#### Dataset content
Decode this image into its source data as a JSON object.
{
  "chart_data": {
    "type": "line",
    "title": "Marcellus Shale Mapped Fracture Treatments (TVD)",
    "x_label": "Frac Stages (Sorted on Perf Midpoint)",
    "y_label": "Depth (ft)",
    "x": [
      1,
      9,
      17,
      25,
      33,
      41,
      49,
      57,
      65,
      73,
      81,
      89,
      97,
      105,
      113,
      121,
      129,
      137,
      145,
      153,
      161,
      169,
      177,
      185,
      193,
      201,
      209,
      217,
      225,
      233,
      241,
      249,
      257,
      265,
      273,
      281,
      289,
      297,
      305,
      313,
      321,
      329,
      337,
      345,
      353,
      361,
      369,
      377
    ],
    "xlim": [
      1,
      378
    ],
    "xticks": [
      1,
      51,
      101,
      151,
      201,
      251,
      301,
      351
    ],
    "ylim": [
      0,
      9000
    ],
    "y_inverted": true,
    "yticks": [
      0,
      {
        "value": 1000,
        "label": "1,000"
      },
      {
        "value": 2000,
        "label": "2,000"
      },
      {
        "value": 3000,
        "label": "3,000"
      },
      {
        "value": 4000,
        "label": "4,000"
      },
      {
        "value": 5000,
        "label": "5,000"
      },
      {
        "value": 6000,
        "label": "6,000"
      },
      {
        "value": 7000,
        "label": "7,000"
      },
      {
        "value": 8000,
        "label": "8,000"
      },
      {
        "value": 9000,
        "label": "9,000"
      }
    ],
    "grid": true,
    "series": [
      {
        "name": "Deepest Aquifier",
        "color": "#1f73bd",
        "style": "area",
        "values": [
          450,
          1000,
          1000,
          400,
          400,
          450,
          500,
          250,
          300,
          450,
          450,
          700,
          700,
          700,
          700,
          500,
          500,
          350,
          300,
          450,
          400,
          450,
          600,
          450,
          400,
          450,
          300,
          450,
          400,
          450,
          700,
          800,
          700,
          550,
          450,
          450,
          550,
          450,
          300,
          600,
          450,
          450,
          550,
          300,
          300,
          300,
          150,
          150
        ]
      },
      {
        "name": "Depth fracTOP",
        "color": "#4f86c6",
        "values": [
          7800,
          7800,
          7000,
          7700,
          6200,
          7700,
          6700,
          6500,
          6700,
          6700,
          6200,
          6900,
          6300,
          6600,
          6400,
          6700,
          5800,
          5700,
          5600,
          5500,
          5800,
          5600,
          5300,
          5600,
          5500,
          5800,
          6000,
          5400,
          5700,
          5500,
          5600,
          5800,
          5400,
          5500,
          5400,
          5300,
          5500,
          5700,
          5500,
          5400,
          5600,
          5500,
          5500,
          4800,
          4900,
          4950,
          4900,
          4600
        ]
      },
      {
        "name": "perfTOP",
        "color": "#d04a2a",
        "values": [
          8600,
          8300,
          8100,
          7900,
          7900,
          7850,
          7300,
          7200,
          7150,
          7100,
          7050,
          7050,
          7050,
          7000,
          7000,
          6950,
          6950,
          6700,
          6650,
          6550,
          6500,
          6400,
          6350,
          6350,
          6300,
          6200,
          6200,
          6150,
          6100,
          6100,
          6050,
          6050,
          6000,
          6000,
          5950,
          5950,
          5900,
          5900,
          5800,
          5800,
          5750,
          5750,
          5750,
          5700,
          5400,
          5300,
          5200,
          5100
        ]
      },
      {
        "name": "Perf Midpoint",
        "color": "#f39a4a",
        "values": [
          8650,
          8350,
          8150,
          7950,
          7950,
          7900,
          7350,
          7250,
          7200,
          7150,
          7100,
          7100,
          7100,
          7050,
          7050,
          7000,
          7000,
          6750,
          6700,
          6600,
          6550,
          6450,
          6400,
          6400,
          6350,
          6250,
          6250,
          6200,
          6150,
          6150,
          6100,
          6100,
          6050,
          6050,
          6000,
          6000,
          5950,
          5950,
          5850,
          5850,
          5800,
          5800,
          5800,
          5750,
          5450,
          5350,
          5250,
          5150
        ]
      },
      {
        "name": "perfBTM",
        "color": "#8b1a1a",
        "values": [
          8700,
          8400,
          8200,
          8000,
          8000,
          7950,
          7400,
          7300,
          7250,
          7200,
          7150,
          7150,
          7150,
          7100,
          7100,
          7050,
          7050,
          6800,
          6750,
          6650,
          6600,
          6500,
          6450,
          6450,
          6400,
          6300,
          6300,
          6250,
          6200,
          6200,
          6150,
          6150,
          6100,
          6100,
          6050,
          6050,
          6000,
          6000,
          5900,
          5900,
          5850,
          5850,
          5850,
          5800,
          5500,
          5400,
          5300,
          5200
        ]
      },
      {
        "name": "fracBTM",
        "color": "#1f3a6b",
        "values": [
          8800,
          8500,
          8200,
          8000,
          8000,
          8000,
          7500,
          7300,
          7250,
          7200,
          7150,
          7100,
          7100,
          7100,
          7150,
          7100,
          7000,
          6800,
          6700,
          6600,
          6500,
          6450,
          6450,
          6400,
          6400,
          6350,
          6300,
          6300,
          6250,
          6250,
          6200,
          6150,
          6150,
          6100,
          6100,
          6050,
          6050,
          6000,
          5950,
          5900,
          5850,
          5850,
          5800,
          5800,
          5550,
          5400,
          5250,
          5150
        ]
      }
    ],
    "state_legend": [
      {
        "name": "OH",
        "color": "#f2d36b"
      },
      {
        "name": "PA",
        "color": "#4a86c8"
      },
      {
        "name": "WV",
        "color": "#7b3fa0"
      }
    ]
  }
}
########
#### Dataset content
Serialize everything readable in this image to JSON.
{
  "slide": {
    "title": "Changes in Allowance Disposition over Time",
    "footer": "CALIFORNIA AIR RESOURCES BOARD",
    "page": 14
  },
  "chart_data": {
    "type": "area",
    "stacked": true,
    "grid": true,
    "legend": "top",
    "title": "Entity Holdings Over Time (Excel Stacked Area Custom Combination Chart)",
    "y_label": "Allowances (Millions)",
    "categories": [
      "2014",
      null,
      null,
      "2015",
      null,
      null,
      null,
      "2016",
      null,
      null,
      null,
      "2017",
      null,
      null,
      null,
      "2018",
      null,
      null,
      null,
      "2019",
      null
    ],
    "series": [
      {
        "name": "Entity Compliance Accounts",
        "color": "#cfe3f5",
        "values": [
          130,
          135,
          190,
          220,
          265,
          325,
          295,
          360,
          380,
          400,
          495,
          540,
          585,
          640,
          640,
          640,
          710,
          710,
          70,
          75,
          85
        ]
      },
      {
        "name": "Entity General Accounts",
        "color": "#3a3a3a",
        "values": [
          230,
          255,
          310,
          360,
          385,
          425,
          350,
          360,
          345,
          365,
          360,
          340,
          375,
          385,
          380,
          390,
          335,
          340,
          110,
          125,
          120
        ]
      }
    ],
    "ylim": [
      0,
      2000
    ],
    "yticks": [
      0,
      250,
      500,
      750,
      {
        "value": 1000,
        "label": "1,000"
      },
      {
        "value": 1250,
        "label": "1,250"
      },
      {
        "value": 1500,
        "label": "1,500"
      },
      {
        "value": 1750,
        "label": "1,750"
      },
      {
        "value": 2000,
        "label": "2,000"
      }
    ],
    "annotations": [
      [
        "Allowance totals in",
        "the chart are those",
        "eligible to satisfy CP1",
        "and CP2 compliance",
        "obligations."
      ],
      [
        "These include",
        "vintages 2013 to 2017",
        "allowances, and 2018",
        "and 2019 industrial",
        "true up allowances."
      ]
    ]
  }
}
########
■ **What is being asked**: Search the preceding listing for "Time" and extract every line where it is found.

■ **Written response**:
    "title": "Changes in Allowance Disposition over Time",
    "title": "Entity Holdings Over Time (Excel Stacked Area Custom Combination Chart)",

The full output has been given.